═════ RECORDED DATA
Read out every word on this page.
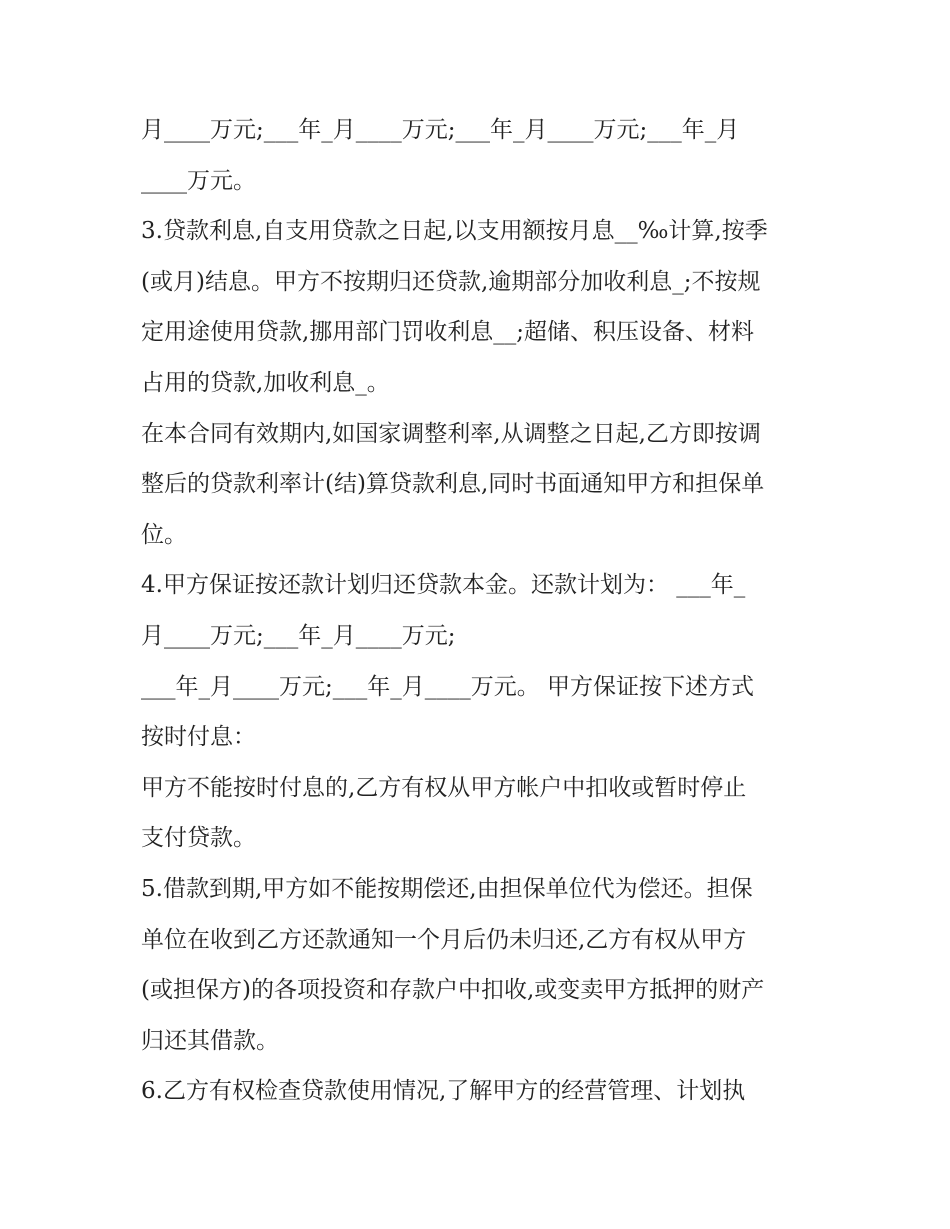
月____万元;___年_月____万元;___年_月____万元;___年_月
____万元。
3.贷款利息,自支用贷款之日起,以支用额按月息__‰计算,按季
(或月)结息。甲方不按期归还贷款,逾期部分加收利息_;不按规
定用途使用贷款,挪用部门罚收利息__;超储、积压设备、材料
占用的贷款,加收利息_。
在本合同有效期内,如国家调整利率,从调整之日起,乙方即按调
整后的贷款利率计(结)算贷款利息,同时书面通知甲方和担保单
位。
4.甲方保证按还款计划归还贷款本金。还款计划为： ___年_
月____万元;___年_月____万元;
___年_月____万元;___年_月____万元。 甲方保证按下述方式
按时付息：
甲方不能按时付息的,乙方有权从甲方帐户中扣收或暂时停止
支付贷款。
5.借款到期,甲方如不能按期偿还,由担保单位代为偿还。担保
单位在收到乙方还款通知一个月后仍未归还,乙方有权从甲方
(或担保方)的各项投资和存款户中扣收,或变卖甲方抵押的财产
归还其借款。
6.乙方有权检查贷款使用情况,了解甲方的经营管理、计划执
══════════
● **WHAT YOU HAVE TO DO**
Return all of the data exactly as written, and drop the pictures.

● **FINISHED ANSWER**
Read out every word on this page.
月____万元;___年_月____万元;___年_月____万元;___年_月
____万元。
3.贷款利息,自支用贷款之日起,以支用额按月息__‰计算,按季
(或月)结息。甲方不按期归还贷款,逾期部分加收利息_;不按规
定用途使用贷款,挪用部门罚收利息__;超储、积压设备、材料
占用的贷款,加收利息_。
在本合同有效期内,如国家调整利率,从调整之日起,乙方即按调
整后的贷款利率计(结)算贷款利息,同时书面通知甲方和担保单
位。
4.甲方保证按还款计划归还贷款本金。还款计划为： ___年_
月____万元;___年_月____万元;
___年_月____万元;___年_月____万元。 甲方保证按下述方式
按时付息：
甲方不能按时付息的,乙方有权从甲方帐户中扣收或暂时停止
支付贷款。
5.借款到期,甲方如不能按期偿还,由担保单位代为偿还。担保
单位在收到乙方还款通知一个月后仍未归还,乙方有权从甲方
(或担保方)的各项投资和存款户中扣收,或变卖甲方抵押的财产
归还其借款。
6.乙方有权检查贷款使用情况,了解甲方的经营管理、计划执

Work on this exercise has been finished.